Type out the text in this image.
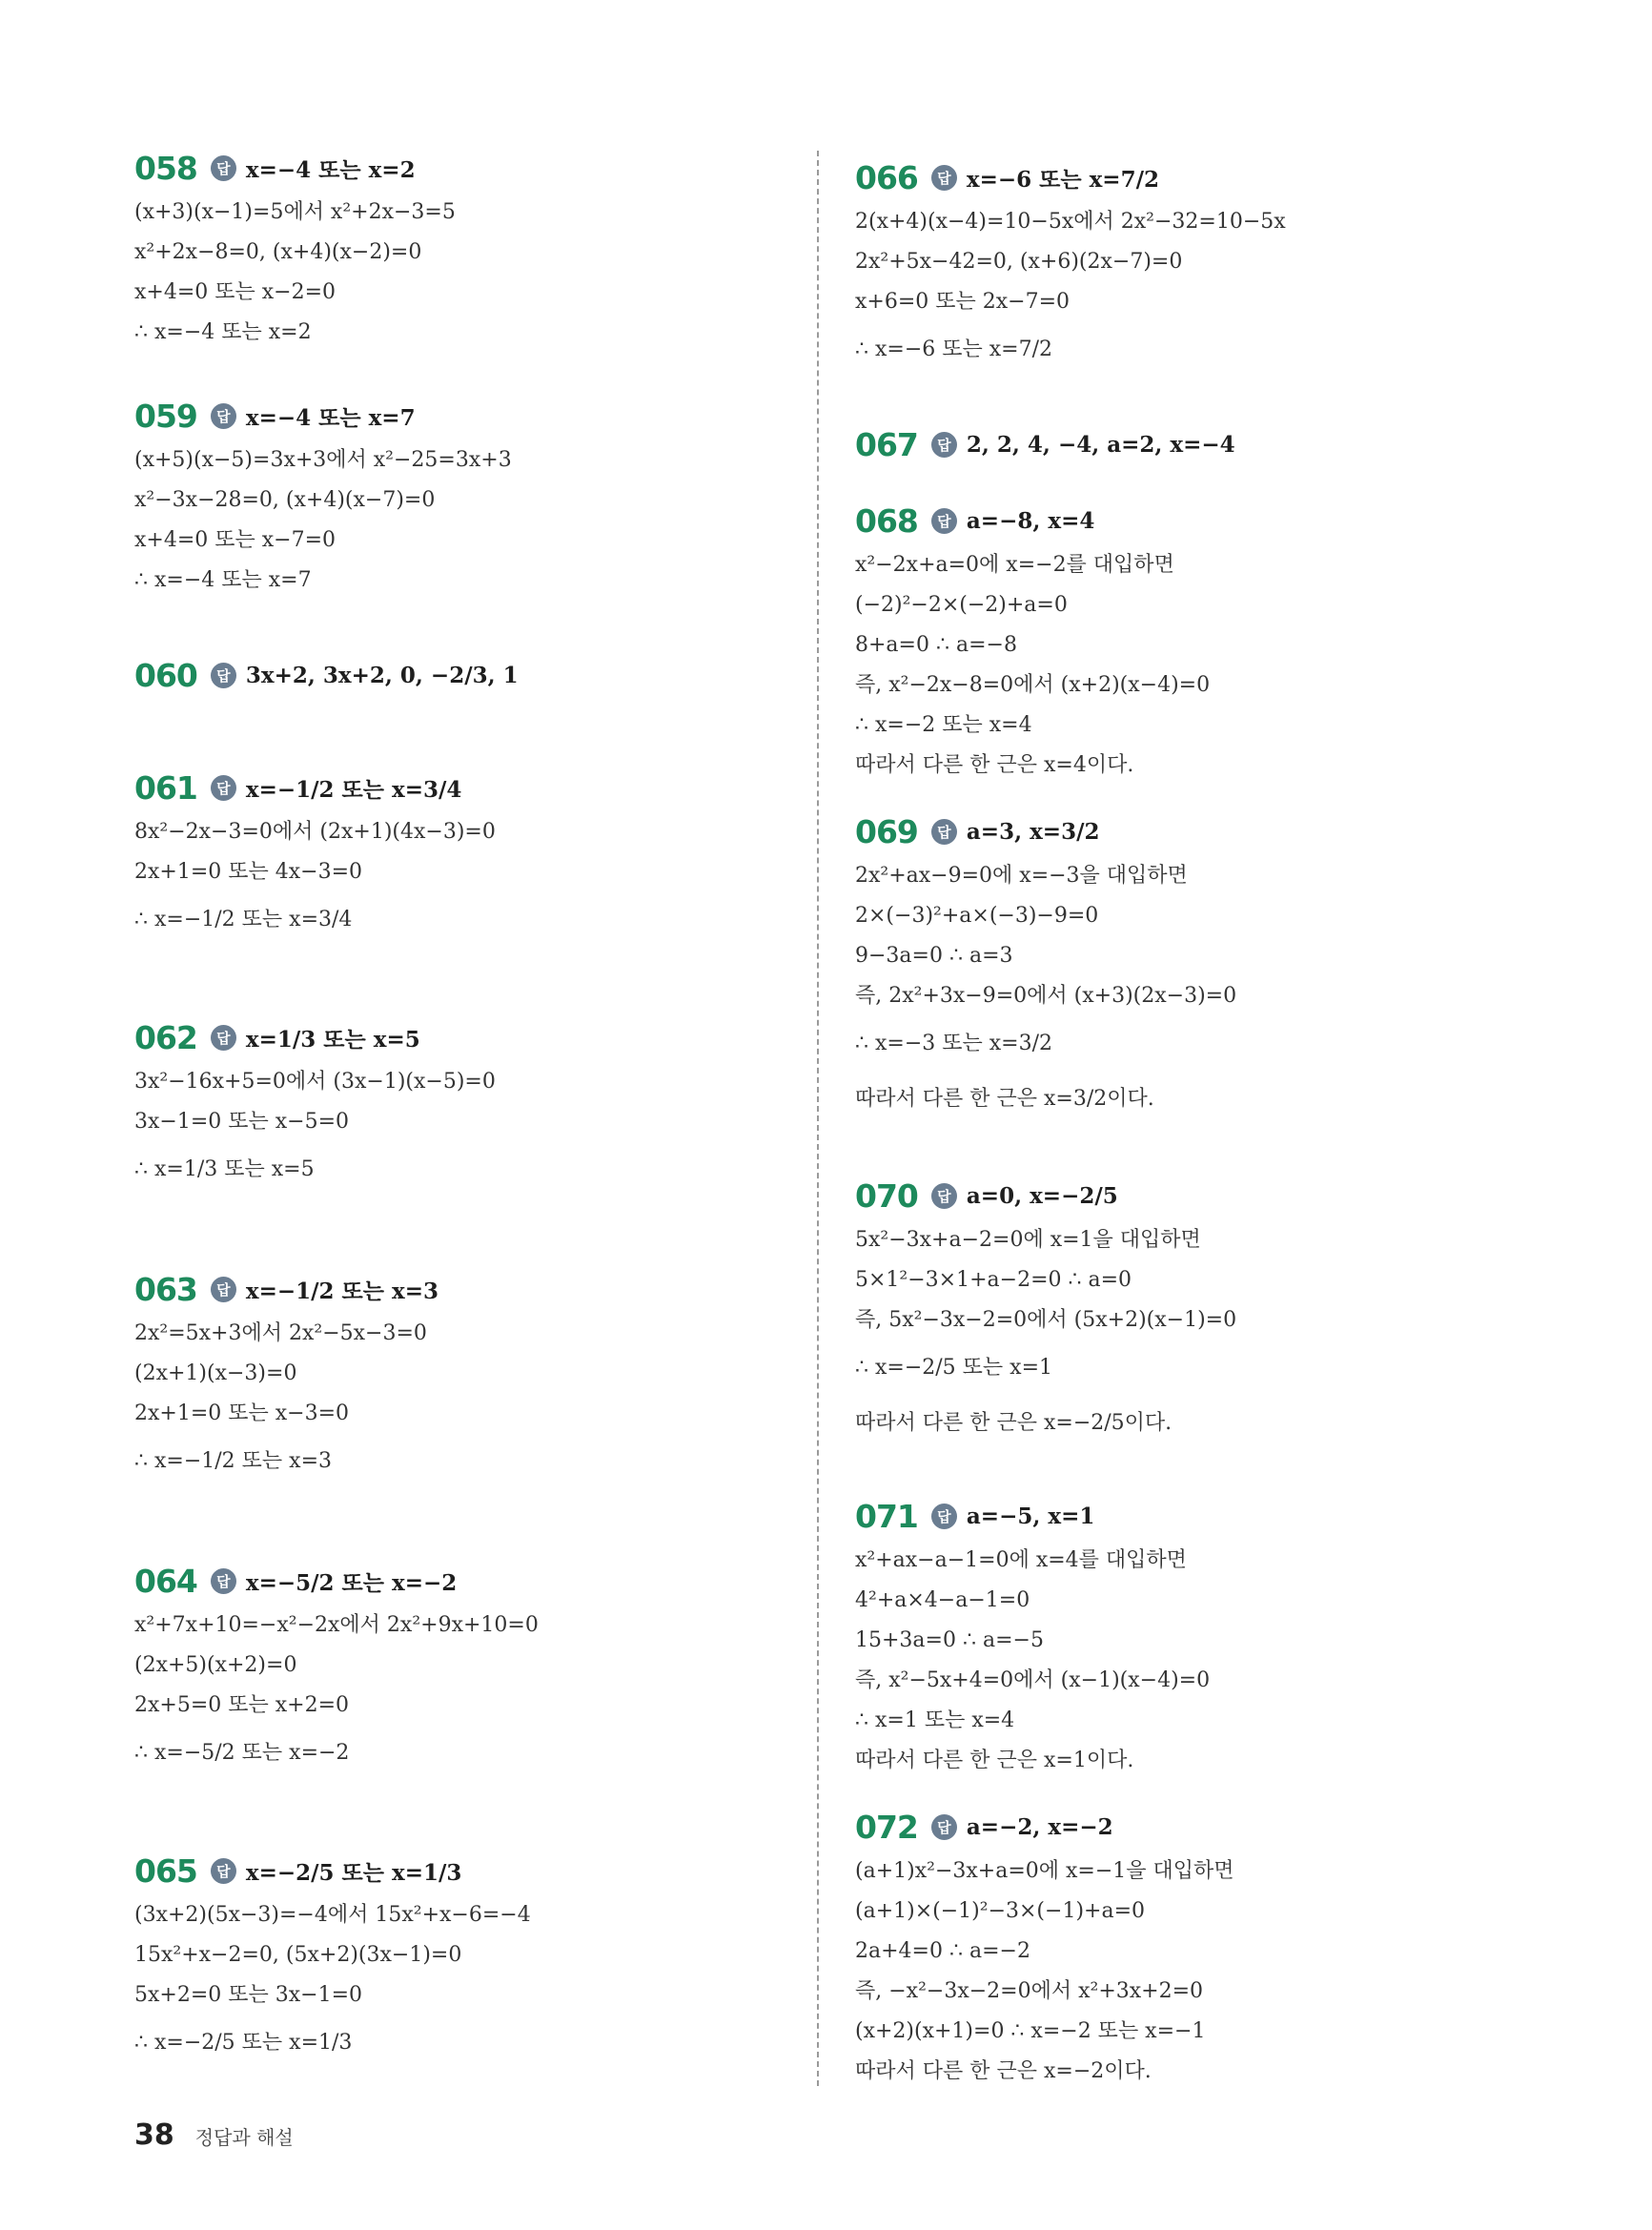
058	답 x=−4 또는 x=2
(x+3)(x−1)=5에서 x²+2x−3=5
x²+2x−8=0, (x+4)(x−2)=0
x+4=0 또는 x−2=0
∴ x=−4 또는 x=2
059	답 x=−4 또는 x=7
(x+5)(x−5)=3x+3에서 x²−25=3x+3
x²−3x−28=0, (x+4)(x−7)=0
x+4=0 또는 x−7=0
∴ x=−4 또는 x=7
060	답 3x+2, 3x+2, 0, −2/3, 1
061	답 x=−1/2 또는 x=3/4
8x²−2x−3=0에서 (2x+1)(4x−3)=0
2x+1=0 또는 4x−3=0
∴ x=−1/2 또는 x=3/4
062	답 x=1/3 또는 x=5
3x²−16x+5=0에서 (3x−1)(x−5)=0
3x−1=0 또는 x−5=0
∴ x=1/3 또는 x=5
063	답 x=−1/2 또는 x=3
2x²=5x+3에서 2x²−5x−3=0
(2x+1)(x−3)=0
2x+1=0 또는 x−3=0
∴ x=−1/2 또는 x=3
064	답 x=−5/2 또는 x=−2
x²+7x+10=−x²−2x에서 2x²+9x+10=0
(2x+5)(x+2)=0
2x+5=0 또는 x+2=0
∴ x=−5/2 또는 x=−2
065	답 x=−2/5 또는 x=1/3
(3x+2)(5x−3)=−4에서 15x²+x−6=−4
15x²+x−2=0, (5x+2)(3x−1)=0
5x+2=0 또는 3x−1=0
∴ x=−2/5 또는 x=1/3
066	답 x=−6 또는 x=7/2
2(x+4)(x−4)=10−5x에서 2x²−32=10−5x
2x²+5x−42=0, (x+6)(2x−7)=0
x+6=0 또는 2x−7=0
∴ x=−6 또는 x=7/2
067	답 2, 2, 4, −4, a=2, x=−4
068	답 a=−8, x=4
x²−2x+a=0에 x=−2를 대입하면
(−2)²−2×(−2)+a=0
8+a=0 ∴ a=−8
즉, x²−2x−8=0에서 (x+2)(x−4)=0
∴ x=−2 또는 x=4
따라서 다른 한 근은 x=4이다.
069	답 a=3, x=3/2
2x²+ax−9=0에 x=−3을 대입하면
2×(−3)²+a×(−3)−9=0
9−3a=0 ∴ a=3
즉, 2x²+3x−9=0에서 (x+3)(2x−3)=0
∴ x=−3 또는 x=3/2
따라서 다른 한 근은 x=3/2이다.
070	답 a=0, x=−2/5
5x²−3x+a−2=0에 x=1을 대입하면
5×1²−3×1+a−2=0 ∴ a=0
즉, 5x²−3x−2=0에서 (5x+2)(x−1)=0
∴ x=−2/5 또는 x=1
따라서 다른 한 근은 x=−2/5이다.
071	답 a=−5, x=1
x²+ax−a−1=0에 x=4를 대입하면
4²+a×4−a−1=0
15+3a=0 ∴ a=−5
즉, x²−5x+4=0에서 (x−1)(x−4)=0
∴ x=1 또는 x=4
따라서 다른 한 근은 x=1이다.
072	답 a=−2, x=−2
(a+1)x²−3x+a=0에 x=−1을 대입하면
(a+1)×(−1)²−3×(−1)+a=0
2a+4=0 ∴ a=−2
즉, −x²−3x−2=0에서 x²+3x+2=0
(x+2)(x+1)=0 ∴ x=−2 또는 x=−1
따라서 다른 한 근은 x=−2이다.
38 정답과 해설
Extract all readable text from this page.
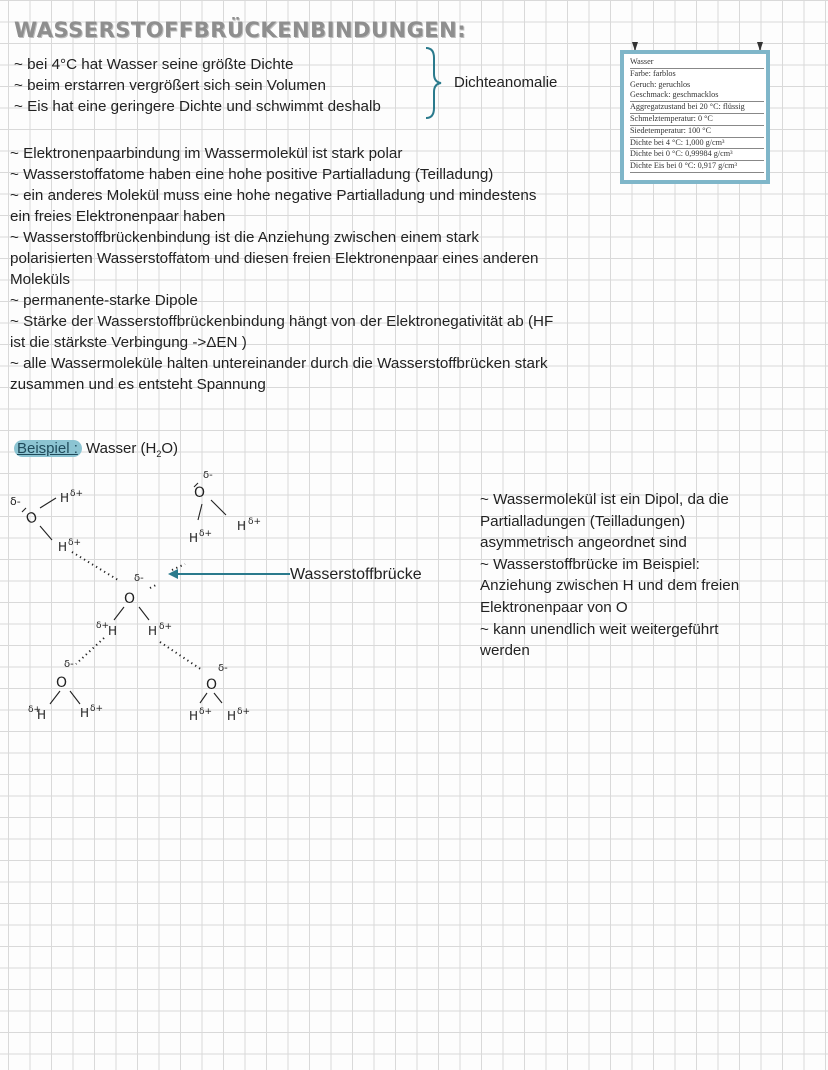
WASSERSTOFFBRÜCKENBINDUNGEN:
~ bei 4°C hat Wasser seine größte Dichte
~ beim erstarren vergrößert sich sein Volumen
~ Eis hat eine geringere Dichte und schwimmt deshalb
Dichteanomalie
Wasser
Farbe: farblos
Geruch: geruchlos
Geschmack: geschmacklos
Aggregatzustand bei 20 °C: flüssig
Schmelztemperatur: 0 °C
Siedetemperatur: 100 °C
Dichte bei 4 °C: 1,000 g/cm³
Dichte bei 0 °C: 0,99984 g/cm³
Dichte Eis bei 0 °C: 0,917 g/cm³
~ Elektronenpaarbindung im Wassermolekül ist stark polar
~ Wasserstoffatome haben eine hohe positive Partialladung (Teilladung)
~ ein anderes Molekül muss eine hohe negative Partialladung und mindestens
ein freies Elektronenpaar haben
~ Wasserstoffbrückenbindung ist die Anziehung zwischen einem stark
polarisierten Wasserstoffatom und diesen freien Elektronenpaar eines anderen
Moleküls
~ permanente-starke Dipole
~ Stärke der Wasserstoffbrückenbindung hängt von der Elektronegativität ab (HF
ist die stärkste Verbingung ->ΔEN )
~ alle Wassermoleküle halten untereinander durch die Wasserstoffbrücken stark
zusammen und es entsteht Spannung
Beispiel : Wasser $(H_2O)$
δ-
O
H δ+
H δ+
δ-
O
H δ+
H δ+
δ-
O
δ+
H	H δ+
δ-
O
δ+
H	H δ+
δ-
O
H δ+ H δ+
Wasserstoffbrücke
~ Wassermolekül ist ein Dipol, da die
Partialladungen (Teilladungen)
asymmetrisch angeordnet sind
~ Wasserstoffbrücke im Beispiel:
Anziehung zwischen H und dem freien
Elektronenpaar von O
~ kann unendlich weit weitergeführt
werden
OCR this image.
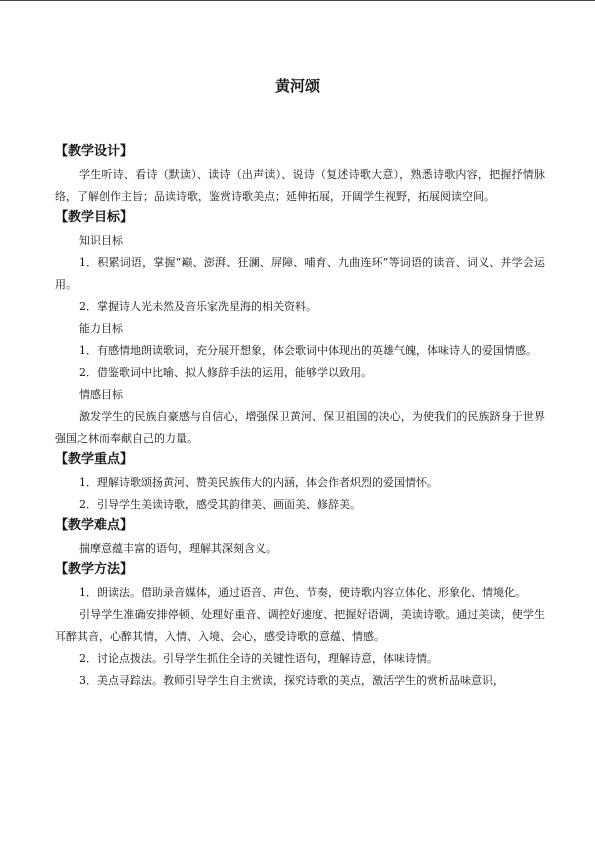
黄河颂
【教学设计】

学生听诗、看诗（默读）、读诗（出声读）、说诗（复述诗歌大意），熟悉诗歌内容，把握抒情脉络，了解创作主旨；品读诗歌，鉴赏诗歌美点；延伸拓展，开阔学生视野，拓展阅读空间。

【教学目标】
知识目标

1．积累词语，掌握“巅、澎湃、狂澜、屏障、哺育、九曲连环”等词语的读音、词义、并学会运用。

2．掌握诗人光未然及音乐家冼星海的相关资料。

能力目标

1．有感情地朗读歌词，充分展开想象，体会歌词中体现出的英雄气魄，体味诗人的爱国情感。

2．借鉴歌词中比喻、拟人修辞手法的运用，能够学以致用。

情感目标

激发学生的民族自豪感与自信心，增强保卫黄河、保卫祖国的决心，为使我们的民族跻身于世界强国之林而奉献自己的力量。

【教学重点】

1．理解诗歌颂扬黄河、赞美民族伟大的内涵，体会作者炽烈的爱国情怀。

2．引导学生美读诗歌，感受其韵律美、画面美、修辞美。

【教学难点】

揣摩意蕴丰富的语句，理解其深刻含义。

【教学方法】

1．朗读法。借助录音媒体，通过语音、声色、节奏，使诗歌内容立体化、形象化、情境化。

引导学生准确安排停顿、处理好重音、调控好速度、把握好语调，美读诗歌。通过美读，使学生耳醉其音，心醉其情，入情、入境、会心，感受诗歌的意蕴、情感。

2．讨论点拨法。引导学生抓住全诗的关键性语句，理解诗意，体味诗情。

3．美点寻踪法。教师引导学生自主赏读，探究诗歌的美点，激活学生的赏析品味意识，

____________

• What is required: Pick out every line with the string "Anziehung" and copy it.

• Response:
~ Wasserstoffbrückenbindung ist die Anziehung zwischen einem stark
Anziehung zwischen H und dem freien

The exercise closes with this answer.